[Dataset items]

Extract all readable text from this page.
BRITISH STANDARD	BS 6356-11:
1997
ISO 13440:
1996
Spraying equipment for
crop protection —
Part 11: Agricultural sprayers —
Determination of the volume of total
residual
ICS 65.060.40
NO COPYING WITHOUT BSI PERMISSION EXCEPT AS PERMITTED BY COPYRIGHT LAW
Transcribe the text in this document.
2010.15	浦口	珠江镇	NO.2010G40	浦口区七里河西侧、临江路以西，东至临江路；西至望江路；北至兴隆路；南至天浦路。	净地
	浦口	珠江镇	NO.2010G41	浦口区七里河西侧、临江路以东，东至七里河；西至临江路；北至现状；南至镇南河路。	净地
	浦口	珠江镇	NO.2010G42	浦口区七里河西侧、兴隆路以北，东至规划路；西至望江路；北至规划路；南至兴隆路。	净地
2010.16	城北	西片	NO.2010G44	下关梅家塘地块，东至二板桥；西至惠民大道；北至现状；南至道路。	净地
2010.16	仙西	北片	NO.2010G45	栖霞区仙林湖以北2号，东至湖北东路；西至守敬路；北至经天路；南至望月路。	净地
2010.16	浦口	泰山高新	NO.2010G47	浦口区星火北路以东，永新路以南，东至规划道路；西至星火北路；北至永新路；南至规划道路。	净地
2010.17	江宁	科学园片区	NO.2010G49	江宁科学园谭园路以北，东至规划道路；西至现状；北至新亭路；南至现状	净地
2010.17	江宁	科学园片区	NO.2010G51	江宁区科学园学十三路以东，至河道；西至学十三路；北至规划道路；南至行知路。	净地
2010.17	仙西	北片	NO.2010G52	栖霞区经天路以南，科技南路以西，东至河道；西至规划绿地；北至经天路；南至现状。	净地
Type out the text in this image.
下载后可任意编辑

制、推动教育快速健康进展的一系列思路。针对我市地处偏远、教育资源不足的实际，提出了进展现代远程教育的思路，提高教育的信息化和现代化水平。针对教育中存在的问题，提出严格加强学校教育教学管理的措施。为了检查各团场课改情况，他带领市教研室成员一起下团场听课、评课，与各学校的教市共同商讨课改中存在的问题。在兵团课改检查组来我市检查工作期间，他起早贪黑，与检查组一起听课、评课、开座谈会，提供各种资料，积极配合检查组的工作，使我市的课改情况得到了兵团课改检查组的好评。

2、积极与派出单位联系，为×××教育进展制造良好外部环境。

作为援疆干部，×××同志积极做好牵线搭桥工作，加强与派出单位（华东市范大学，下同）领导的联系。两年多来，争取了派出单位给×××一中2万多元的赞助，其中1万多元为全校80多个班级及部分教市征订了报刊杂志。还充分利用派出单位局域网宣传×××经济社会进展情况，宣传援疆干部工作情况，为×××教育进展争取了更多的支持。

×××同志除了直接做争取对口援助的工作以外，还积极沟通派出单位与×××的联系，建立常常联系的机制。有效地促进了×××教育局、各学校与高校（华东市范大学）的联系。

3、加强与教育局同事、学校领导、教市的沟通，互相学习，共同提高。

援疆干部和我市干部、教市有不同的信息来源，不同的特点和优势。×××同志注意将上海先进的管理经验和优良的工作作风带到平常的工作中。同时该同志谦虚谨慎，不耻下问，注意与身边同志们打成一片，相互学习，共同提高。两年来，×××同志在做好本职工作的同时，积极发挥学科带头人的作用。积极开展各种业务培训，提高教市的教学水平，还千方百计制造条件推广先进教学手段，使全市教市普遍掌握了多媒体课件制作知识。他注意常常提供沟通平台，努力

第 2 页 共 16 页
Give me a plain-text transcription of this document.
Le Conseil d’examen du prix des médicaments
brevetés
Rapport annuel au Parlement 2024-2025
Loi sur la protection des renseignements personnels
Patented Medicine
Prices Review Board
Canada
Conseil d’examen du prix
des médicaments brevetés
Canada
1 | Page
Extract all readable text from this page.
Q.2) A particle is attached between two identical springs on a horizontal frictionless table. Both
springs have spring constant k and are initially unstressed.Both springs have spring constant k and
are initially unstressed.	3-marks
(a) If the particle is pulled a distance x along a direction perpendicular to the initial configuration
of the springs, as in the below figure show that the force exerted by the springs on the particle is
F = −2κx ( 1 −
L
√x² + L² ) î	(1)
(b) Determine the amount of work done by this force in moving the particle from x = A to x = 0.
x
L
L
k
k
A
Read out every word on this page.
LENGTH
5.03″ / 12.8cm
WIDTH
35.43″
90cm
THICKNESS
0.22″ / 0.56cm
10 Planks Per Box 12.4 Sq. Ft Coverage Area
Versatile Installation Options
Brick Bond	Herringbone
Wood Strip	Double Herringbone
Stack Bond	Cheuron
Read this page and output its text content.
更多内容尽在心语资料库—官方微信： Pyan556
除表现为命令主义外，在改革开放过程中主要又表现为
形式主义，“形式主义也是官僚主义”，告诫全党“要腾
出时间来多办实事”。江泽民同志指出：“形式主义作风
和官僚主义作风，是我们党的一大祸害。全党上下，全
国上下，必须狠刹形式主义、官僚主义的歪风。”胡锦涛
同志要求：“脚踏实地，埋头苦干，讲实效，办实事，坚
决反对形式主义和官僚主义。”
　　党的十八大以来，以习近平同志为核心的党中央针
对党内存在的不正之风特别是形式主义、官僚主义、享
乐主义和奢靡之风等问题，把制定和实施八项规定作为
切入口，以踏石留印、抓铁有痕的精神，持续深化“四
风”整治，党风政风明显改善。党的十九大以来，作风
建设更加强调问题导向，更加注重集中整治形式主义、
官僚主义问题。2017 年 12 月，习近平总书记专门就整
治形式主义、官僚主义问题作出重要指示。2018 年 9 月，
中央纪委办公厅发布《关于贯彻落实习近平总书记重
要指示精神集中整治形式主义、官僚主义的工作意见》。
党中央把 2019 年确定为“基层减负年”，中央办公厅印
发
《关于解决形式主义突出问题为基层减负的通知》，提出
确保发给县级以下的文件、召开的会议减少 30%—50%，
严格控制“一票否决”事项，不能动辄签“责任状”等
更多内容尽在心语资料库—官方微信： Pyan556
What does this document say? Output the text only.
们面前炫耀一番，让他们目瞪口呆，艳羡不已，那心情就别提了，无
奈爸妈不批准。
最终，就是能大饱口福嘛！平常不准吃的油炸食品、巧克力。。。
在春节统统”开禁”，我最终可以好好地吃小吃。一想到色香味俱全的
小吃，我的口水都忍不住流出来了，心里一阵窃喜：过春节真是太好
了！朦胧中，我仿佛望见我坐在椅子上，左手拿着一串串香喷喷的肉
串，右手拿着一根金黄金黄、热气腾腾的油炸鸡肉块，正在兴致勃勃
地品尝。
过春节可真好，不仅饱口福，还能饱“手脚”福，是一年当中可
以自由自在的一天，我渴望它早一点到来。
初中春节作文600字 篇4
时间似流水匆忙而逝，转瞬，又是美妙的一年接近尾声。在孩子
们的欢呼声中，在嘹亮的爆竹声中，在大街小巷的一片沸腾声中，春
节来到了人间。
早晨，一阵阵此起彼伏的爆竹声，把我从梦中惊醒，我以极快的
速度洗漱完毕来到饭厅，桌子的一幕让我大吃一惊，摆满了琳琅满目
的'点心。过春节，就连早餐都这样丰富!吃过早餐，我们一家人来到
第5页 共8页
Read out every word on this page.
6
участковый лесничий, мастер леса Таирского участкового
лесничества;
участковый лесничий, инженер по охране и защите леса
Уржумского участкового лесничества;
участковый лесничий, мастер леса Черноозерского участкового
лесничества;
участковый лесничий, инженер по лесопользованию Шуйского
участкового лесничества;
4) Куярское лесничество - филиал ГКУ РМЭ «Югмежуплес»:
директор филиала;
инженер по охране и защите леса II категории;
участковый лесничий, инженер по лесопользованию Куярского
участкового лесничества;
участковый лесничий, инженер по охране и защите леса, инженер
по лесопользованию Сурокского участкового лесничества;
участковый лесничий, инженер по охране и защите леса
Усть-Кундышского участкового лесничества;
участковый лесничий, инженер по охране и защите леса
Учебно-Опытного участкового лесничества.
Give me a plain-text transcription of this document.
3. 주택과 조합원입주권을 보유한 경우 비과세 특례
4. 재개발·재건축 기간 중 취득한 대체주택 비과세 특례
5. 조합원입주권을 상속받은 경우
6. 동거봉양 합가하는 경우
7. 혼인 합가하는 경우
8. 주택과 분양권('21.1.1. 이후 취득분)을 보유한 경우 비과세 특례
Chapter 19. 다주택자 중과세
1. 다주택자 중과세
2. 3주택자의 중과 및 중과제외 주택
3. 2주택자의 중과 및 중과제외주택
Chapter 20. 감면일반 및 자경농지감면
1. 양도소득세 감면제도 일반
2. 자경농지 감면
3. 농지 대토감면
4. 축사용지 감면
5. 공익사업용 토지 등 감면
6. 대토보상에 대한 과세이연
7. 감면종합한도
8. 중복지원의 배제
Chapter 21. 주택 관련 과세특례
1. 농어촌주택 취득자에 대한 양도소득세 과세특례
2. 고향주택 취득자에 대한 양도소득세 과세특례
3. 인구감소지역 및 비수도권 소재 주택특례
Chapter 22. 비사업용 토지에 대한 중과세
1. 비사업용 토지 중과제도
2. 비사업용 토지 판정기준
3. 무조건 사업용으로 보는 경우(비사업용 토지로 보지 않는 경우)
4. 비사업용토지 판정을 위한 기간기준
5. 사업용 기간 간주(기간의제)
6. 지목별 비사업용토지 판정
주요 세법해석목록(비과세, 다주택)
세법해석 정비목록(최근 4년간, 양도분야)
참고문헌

### Given task
State the count of lines in the data holding the word "양도소득세", adding nothing to it.

### Solution to this task
3